§ What the exercise asks: Reproduce the material from its first line through the line containing "back-right-panel: [243, 93, 407, 266]", substituting "curve-segment" for each "path-segment" and changing nothing else. Return only those lines.

§ Source material:
● ● ● ●

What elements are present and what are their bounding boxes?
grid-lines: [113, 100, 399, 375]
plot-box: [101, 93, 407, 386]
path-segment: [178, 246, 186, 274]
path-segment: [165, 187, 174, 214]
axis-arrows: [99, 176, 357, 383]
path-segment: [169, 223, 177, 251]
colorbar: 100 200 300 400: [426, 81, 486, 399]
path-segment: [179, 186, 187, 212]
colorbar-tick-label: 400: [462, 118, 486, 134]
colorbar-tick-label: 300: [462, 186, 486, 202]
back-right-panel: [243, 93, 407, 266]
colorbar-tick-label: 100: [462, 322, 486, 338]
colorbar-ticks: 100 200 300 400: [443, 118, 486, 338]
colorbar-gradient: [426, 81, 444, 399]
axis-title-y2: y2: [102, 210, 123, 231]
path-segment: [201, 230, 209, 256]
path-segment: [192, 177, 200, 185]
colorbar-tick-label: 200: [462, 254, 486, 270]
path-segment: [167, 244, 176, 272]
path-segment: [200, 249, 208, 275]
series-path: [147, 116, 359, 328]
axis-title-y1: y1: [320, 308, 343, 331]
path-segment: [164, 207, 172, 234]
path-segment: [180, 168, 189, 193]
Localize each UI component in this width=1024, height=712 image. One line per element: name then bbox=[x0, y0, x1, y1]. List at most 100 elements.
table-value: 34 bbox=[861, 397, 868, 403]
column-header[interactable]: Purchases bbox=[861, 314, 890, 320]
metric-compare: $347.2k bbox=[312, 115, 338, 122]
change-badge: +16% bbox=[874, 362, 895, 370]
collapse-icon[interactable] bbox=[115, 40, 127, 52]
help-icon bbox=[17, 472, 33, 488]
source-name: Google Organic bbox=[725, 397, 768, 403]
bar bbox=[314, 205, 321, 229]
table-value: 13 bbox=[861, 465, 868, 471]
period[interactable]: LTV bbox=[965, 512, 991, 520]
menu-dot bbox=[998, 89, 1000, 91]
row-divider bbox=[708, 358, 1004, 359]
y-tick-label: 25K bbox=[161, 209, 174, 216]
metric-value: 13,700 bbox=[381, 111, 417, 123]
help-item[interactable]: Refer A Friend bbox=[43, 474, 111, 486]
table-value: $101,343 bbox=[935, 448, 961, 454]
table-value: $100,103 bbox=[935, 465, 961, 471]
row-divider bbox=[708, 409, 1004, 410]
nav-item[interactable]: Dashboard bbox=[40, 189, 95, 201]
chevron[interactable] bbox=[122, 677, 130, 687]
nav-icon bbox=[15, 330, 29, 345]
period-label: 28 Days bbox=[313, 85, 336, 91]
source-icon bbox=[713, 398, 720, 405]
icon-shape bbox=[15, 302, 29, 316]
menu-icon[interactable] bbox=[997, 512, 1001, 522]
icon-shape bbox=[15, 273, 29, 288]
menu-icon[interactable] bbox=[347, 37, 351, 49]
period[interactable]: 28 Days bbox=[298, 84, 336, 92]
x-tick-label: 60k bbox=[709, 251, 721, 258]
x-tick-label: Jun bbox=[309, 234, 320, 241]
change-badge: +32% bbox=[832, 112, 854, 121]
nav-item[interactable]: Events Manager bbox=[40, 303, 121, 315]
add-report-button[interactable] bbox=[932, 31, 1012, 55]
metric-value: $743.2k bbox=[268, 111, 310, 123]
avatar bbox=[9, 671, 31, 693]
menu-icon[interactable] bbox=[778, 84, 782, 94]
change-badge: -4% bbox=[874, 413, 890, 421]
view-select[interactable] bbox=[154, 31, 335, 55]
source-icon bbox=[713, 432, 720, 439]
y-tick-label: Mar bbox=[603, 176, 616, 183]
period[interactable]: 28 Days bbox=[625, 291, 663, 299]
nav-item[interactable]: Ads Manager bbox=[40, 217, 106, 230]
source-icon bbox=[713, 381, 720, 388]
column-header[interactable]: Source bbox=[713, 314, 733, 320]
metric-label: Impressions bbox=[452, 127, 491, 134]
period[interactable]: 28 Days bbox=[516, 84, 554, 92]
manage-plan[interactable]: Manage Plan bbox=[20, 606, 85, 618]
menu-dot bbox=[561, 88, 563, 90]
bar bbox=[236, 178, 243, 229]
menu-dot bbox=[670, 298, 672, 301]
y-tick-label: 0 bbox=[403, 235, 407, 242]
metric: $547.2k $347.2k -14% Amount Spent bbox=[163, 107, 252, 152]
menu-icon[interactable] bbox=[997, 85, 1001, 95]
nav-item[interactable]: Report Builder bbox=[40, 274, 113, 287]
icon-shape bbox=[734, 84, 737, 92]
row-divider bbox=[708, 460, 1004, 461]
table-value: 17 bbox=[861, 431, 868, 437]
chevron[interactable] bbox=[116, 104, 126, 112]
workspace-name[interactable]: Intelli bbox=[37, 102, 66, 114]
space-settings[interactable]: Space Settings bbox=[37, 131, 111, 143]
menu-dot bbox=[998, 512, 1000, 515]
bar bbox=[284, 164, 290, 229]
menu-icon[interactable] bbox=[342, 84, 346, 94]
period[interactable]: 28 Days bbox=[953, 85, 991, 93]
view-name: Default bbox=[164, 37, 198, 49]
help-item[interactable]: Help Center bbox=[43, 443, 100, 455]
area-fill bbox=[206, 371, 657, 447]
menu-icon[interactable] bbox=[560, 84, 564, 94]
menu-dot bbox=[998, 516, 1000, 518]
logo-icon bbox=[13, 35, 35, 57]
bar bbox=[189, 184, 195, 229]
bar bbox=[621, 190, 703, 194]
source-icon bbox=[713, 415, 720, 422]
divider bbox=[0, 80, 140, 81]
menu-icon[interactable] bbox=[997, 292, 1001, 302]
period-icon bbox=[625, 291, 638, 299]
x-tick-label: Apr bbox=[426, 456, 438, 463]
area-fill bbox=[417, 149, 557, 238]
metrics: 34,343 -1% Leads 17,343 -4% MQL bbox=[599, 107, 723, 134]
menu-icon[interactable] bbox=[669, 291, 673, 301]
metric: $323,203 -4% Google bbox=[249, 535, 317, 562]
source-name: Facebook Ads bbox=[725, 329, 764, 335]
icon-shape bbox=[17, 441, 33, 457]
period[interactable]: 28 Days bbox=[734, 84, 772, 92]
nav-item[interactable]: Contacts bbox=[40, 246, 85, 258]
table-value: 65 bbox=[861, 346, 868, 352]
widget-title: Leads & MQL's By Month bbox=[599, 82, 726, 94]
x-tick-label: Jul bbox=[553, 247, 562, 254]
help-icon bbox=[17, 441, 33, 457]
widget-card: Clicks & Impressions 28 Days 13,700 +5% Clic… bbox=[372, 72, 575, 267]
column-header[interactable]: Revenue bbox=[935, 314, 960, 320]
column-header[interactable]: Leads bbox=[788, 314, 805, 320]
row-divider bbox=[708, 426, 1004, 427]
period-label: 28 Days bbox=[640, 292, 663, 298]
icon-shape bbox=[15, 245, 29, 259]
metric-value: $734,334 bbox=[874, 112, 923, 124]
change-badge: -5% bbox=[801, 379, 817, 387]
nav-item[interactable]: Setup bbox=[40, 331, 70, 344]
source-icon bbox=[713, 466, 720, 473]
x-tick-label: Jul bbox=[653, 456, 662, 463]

● ● ● ●

§ Exercise solution:
What elements are present and what are their bounding boxes?
grid-lines: [113, 100, 399, 375]
plot-box: [101, 93, 407, 386]
curve-segment: [178, 246, 186, 274]
curve-segment: [165, 187, 174, 214]
axis-arrows: [99, 176, 357, 383]
curve-segment: [169, 223, 177, 251]
colorbar: 100 200 300 400: [426, 81, 486, 399]
curve-segment: [179, 186, 187, 212]
colorbar-tick-label: 400: [462, 118, 486, 134]
colorbar-tick-label: 300: [462, 186, 486, 202]
back-right-panel: [243, 93, 407, 266]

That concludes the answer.